TASK DETAILS -> Show every line where "this" occurs.

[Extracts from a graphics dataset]
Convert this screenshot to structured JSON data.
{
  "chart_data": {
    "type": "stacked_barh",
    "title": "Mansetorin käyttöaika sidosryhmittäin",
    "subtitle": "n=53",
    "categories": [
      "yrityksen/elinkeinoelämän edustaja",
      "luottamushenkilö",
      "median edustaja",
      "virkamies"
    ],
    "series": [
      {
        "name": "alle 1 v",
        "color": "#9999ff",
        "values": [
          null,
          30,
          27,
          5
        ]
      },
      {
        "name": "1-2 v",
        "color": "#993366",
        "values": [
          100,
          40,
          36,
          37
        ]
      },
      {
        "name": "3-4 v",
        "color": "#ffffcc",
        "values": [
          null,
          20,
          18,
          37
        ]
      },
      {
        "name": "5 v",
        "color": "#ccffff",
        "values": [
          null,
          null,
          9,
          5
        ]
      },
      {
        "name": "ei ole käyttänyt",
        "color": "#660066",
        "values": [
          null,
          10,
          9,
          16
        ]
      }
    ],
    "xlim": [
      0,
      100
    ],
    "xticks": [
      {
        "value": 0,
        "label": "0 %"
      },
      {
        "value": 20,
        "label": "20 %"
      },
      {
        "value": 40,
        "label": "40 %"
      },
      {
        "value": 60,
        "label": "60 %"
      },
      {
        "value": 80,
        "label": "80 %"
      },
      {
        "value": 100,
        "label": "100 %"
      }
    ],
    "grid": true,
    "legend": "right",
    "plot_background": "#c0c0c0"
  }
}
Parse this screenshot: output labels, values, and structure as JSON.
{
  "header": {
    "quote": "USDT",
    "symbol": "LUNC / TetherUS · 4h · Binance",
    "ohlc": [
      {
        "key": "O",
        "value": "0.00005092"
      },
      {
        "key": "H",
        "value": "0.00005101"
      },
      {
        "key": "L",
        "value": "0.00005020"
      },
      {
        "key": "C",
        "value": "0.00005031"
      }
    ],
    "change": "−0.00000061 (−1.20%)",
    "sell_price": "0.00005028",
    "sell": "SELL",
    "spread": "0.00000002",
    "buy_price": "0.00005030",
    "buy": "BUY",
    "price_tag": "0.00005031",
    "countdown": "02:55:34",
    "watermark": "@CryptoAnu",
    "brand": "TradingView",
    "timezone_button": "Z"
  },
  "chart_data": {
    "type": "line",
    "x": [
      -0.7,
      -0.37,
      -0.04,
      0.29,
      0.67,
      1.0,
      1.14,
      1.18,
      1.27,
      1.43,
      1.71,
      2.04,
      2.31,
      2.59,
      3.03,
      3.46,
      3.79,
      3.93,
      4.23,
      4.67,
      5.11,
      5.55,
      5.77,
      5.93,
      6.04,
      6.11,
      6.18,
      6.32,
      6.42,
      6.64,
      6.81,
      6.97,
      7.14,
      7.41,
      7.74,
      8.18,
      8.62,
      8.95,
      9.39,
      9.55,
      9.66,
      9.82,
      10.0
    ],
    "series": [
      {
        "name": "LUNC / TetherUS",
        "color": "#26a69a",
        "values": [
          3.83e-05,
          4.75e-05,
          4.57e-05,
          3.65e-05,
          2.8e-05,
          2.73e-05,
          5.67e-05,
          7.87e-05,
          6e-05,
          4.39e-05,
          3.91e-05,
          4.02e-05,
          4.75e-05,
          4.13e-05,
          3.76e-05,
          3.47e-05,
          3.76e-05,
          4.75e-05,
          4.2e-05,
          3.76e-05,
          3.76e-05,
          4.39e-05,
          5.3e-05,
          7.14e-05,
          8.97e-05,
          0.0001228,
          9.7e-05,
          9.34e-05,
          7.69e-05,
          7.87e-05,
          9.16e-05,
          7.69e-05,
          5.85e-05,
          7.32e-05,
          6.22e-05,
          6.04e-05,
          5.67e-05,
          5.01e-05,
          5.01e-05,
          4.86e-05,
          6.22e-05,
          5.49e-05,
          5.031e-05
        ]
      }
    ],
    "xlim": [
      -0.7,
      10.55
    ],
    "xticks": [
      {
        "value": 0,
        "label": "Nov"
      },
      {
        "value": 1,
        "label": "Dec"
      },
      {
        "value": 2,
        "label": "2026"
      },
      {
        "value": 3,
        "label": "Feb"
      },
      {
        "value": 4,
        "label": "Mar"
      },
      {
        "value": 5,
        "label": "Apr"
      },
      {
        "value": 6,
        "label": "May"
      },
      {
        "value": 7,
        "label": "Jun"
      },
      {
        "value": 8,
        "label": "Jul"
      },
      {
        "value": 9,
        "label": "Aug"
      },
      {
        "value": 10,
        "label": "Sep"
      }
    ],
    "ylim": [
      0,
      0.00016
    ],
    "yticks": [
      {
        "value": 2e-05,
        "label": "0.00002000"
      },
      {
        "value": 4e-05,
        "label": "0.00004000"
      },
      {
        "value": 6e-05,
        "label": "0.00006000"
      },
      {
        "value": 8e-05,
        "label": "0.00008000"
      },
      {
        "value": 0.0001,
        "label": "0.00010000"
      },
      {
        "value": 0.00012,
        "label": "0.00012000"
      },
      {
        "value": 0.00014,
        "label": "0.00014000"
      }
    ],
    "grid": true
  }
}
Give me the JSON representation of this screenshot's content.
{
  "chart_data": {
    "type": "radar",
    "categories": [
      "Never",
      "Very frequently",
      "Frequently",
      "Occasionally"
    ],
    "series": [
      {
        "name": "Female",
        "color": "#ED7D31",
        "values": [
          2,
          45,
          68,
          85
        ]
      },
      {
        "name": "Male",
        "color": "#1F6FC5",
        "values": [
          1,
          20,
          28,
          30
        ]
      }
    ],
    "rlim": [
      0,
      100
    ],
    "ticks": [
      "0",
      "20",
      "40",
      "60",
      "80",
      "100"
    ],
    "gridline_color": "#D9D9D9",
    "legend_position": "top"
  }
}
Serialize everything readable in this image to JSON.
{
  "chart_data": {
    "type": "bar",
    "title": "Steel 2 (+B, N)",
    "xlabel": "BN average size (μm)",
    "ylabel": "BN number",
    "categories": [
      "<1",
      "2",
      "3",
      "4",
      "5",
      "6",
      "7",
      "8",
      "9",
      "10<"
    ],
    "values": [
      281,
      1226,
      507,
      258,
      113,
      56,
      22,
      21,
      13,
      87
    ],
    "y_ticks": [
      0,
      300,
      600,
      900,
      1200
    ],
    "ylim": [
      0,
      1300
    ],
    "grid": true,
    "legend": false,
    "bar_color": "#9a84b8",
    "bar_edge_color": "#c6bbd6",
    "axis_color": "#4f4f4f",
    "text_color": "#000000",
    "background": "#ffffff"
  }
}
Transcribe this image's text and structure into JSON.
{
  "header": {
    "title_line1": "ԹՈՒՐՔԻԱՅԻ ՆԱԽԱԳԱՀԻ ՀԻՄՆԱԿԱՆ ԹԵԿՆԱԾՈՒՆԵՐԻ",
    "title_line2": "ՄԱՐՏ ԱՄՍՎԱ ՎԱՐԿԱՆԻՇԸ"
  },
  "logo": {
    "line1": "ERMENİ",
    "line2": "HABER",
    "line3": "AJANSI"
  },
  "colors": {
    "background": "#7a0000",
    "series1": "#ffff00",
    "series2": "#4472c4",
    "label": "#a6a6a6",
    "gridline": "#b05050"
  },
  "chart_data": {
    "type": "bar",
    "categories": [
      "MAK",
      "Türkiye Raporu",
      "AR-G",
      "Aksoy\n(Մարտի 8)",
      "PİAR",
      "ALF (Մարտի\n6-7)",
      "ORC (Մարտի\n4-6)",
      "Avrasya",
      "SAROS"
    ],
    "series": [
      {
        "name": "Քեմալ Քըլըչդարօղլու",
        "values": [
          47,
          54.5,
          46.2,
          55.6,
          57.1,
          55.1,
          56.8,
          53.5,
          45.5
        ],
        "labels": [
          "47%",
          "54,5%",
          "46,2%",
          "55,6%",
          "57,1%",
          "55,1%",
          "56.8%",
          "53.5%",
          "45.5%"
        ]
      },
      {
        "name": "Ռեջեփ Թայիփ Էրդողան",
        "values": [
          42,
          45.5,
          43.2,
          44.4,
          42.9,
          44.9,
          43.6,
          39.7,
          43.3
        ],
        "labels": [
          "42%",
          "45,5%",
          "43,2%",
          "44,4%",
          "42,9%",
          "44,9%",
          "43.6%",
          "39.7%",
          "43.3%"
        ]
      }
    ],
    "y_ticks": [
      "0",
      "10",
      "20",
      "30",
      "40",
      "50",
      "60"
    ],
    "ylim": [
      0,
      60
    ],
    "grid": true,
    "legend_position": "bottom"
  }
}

TASK ANSWER ->
Convert this screenshot to structured JSON data.
Parse this screenshot: output labels, values, and structure as JSON.
Give me the JSON representation of this screenshot's content.
Serialize everything readable in this image to JSON.
Transcribe this image's text and structure into JSON.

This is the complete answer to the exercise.